### Task instructions
Your task is to copy the material exactly.
┄┄┄┄┄┄
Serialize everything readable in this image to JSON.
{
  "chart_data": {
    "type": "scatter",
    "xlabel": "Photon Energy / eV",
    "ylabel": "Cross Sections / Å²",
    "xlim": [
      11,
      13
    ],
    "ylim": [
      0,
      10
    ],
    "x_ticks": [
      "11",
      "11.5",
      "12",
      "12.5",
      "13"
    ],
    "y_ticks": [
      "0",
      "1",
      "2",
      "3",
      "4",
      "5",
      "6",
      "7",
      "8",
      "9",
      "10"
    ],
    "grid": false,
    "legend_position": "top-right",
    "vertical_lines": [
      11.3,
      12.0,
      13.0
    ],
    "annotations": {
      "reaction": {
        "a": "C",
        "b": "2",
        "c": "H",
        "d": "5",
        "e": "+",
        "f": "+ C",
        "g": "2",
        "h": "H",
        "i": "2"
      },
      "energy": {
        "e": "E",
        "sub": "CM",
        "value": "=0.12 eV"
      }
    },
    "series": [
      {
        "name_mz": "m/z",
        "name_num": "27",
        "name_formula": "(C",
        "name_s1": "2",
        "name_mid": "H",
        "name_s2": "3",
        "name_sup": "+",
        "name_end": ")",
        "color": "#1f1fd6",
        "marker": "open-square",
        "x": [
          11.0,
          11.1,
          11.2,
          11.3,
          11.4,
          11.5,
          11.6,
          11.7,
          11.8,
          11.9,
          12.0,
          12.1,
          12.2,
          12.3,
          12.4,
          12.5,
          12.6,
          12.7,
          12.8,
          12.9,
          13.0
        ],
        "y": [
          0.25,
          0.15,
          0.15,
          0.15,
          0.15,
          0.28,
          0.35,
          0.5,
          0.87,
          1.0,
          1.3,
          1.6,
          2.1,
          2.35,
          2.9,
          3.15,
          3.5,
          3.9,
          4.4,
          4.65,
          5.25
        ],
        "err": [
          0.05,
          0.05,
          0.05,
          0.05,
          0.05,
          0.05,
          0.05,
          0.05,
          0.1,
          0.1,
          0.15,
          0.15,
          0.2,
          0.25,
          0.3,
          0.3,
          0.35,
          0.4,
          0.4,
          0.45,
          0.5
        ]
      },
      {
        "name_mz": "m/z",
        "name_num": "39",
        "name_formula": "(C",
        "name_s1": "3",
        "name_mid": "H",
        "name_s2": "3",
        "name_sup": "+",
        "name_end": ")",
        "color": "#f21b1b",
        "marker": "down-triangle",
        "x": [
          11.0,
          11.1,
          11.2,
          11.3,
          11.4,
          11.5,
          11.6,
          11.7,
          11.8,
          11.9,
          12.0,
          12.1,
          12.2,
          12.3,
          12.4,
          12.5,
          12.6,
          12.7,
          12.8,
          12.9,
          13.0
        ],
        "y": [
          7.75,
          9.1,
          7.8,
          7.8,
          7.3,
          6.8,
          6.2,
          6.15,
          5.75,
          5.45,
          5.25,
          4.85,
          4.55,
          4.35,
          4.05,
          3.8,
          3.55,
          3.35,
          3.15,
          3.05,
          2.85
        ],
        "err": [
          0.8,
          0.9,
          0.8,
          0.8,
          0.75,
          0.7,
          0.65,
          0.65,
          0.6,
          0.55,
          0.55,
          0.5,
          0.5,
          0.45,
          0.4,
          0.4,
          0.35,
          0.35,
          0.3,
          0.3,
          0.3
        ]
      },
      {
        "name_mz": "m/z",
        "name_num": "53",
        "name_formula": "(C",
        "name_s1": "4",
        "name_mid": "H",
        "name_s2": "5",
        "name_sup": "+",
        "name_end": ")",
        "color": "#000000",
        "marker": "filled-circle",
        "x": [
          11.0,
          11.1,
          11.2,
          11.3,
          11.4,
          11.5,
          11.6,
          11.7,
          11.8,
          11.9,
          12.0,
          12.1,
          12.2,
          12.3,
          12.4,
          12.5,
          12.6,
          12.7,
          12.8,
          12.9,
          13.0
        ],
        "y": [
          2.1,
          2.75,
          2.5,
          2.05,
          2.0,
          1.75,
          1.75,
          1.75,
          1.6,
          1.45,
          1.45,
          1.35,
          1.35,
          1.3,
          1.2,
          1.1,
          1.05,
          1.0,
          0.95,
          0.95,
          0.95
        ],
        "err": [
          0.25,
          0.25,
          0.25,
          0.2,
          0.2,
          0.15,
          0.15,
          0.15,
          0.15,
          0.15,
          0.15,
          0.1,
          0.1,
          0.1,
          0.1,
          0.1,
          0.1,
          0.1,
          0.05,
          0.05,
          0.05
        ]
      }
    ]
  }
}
┄┄┄┄┄┄
### Full solution
Serialize everything readable in this image to JSON.
{
  "chart_data": {
    "type": "scatter",
    "xlabel": "Photon Energy / eV",
    "ylabel": "Cross Sections / Å²",
    "xlim": [
      11,
      13
    ],
    "ylim": [
      0,
      10
    ],
    "x_ticks": [
      "11",
      "11.5",
      "12",
      "12.5",
      "13"
    ],
    "y_ticks": [
      "0",
      "1",
      "2",
      "3",
      "4",
      "5",
      "6",
      "7",
      "8",
      "9",
      "10"
    ],
    "grid": false,
    "legend_position": "top-right",
    "vertical_lines": [
      11.3,
      12.0,
      13.0
    ],
    "annotations": {
      "reaction": {
        "a": "C",
        "b": "2",
        "c": "H",
        "d": "5",
        "e": "+",
        "f": "+ C",
        "g": "2",
        "h": "H",
        "i": "2"
      },
      "energy": {
        "e": "E",
        "sub": "CM",
        "value": "=0.12 eV"
      }
    },
    "series": [
      {
        "name_mz": "m/z",
        "name_num": "27",
        "name_formula": "(C",
        "name_s1": "2",
        "name_mid": "H",
        "name_s2": "3",
        "name_sup": "+",
        "name_end": ")",
        "color": "#1f1fd6",
        "marker": "open-square",
        "x": [
          11.0,
          11.1,
          11.2,
          11.3,
          11.4,
          11.5,
          11.6,
          11.7,
          11.8,
          11.9,
          12.0,
          12.1,
          12.2,
          12.3,
          12.4,
          12.5,
          12.6,
          12.7,
          12.8,
          12.9,
          13.0
        ],
        "y": [
          0.25,
          0.15,
          0.15,
          0.15,
          0.15,
          0.28,
          0.35,
          0.5,
          0.87,
          1.0,
          1.3,
          1.6,
          2.1,
          2.35,
          2.9,
          3.15,
          3.5,
          3.9,
          4.4,
          4.65,
          5.25
        ],
        "err": [
          0.05,
          0.05,
          0.05,
          0.05,
          0.05,
          0.05,
          0.05,
          0.05,
          0.1,
          0.1,
          0.15,
          0.15,
          0.2,
          0.25,
          0.3,
          0.3,
          0.35,
          0.4,
          0.4,
          0.45,
          0.5
        ]
      },
      {
        "name_mz": "m/z",
        "name_num": "39",
        "name_formula": "(C",
        "name_s1": "3",
        "name_mid": "H",
        "name_s2": "3",
        "name_sup": "+",
        "name_end": ")",
        "color": "#f21b1b",
        "marker": "down-triangle",
        "x": [
          11.0,
          11.1,
          11.2,
          11.3,
          11.4,
          11.5,
          11.6,
          11.7,
          11.8,
          11.9,
          12.0,
          12.1,
          12.2,
          12.3,
          12.4,
          12.5,
          12.6,
          12.7,
          12.8,
          12.9,
          13.0
        ],
        "y": [
          7.75,
          9.1,
          7.8,
          7.8,
          7.3,
          6.8,
          6.2,
          6.15,
          5.75,
          5.45,
          5.25,
          4.85,
          4.55,
          4.35,
          4.05,
          3.8,
          3.55,
          3.35,
          3.15,
          3.05,
          2.85
        ],
        "err": [
          0.8,
          0.9,
          0.8,
          0.8,
          0.75,
          0.7,
          0.65,
          0.65,
          0.6,
          0.55,
          0.55,
          0.5,
          0.5,
          0.45,
          0.4,
          0.4,
          0.35,
          0.35,
          0.3,
          0.3,
          0.3
        ]
      },
      {
        "name_mz": "m/z",
        "name_num": "53",
        "name_formula": "(C",
        "name_s1": "4",
        "name_mid": "H",
        "name_s2": "5",
        "name_sup": "+",
        "name_end": ")",
        "color": "#000000",
        "marker": "filled-circle",
        "x": [
          11.0,
          11.1,
          11.2,
          11.3,
          11.4,
          11.5,
          11.6,
          11.7,
          11.8,
          11.9,
          12.0,
          12.1,
          12.2,
          12.3,
          12.4,
          12.5,
          12.6,
          12.7,
          12.8,
          12.9,
          13.0
        ],
        "y": [
          2.1,
          2.75,
          2.5,
          2.05,
          2.0,
          1.75,
          1.75,
          1.75,
          1.6,
          1.45,
          1.45,
          1.35,
          1.35,
          1.3,
          1.2,
          1.1,
          1.05,
          1.0,
          0.95,
          0.95,
          0.95
        ],
        "err": [
          0.25,
          0.25,
          0.25,
          0.2,
          0.2,
          0.15,
          0.15,
          0.15,
          0.15,
          0.15,
          0.15,
          0.1,
          0.1,
          0.1,
          0.1,
          0.1,
          0.1,
          0.1,
          0.05,
          0.05,
          0.05
        ]
      }
    ]
  }
}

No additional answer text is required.